_Data supplied_

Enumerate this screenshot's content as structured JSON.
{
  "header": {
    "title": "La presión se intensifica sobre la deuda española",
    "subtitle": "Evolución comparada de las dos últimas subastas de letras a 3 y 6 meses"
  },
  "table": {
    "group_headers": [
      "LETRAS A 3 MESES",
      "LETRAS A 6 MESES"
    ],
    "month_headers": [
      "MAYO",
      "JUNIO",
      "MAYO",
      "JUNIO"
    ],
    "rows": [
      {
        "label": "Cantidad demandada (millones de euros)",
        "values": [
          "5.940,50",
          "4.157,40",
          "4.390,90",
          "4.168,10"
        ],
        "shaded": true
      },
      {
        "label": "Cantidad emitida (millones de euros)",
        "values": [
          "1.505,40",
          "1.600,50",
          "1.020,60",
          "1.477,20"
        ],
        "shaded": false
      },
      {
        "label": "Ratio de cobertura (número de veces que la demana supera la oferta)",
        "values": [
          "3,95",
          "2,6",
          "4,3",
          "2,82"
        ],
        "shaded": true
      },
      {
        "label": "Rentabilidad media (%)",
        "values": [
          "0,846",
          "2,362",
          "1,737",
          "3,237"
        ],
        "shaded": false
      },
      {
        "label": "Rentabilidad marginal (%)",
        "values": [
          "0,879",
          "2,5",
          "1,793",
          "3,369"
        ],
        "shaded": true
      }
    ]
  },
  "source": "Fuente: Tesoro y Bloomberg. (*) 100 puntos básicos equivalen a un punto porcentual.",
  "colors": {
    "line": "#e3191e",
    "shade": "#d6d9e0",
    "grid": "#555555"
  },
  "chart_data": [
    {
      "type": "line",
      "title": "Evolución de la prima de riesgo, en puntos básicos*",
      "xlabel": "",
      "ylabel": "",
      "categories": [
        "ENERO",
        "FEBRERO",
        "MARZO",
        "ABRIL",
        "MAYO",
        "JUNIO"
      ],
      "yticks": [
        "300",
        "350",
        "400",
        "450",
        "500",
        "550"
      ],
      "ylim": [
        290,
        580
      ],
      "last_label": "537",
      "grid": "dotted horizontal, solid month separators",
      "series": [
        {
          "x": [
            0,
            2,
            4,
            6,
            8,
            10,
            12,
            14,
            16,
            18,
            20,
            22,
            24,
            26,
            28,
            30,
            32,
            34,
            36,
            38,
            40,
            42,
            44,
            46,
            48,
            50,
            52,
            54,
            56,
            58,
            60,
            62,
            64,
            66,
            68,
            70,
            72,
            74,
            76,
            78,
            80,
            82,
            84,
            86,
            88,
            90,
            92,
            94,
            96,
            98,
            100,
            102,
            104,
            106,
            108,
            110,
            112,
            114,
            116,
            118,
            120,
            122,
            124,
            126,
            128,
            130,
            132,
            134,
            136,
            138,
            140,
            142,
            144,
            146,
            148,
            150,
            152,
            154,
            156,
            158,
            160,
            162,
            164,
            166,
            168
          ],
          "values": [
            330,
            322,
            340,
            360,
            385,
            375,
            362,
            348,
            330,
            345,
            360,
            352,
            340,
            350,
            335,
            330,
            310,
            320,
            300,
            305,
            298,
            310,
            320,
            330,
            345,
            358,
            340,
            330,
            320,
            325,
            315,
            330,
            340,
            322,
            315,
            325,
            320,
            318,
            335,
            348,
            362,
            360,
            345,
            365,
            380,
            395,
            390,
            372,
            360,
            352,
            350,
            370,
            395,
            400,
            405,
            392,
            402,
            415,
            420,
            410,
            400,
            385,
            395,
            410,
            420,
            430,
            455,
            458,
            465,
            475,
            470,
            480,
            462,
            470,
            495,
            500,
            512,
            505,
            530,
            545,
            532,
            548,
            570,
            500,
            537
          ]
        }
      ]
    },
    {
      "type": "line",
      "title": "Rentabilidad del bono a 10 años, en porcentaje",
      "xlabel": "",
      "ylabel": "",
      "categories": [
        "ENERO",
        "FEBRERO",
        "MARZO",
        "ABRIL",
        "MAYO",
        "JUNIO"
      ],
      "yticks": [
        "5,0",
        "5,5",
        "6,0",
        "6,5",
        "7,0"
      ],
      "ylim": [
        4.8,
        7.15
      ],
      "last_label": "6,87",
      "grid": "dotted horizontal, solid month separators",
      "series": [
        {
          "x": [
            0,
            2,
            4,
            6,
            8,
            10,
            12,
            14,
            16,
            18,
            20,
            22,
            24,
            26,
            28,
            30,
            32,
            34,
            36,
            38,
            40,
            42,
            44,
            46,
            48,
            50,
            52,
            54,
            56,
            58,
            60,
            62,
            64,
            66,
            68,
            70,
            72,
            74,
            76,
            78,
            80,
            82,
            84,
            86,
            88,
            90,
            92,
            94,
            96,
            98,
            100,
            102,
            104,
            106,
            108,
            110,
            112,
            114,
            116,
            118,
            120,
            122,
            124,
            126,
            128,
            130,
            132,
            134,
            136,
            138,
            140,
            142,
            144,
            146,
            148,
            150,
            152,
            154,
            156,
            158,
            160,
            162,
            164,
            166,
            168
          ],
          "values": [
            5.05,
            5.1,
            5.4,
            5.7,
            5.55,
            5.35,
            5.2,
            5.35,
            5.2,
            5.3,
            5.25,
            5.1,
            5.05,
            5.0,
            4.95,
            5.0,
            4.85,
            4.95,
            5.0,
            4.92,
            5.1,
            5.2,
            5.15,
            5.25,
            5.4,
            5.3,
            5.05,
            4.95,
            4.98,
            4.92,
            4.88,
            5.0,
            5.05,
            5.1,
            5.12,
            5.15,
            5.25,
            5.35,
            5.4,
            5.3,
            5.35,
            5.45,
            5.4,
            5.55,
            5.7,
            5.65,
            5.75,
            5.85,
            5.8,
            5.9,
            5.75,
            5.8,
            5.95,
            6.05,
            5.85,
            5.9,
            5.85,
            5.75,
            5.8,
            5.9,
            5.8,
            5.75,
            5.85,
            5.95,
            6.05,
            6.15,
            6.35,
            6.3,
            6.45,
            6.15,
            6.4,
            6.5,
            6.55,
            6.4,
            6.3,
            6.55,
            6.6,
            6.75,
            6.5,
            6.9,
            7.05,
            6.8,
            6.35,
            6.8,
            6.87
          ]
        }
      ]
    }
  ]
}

_The exercise_
Count how many lines above include the word "Evolución" and answer with that figure only.

_Response for this exercise_
2